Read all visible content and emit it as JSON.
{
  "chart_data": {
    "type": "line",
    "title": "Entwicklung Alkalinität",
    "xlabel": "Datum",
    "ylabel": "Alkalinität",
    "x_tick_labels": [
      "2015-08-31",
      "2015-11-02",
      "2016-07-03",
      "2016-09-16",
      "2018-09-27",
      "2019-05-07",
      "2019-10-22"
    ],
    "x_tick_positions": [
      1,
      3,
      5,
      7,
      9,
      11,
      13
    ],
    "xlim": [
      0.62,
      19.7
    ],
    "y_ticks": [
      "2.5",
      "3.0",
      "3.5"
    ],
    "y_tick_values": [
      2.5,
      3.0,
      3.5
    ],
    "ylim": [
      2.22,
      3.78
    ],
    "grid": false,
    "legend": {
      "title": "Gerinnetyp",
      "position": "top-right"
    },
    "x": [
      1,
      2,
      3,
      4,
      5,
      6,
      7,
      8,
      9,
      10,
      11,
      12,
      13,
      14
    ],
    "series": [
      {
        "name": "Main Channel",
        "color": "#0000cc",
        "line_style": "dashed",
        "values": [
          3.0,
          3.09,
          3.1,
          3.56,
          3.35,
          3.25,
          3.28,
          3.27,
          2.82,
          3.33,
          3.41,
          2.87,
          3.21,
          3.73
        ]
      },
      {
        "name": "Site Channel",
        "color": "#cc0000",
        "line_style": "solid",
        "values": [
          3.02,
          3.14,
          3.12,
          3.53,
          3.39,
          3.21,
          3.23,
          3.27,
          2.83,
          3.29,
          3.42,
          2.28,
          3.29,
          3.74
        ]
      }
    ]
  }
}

What is asked:
Copy each line of the data above without altering a single character.

Exercise output:
Read all visible content and emit it as JSON.
{
  "chart_data": {
    "type": "line",
    "title": "Entwicklung Alkalinität",
    "xlabel": "Datum",
    "ylabel": "Alkalinität",
    "x_tick_labels": [
      "2015-08-31",
      "2015-11-02",
      "2016-07-03",
      "2016-09-16",
      "2018-09-27",
      "2019-05-07",
      "2019-10-22"
    ],
    "x_tick_positions": [
      1,
      3,
      5,
      7,
      9,
      11,
      13
    ],
    "xlim": [
      0.62,
      19.7
    ],
    "y_ticks": [
      "2.5",
      "3.0",
      "3.5"
    ],
    "y_tick_values": [
      2.5,
      3.0,
      3.5
    ],
    "ylim": [
      2.22,
      3.78
    ],
    "grid": false,
    "legend": {
      "title": "Gerinnetyp",
      "position": "top-right"
    },
    "x": [
      1,
      2,
      3,
      4,
      5,
      6,
      7,
      8,
      9,
      10,
      11,
      12,
      13,
      14
    ],
    "series": [
      {
        "name": "Main Channel",
        "color": "#0000cc",
        "line_style": "dashed",
        "values": [
          3.0,
          3.09,
          3.1,
          3.56,
          3.35,
          3.25,
          3.28,
          3.27,
          2.82,
          3.33,
          3.41,
          2.87,
          3.21,
          3.73
        ]
      },
      {
        "name": "Site Channel",
        "color": "#cc0000",
        "line_style": "solid",
        "values": [
          3.02,
          3.14,
          3.12,
          3.53,
          3.39,
          3.21,
          3.23,
          3.27,
          2.83,
          3.29,
          3.42,
          2.28,
          3.29,
          3.74
        ]
      }
    ]
  }
}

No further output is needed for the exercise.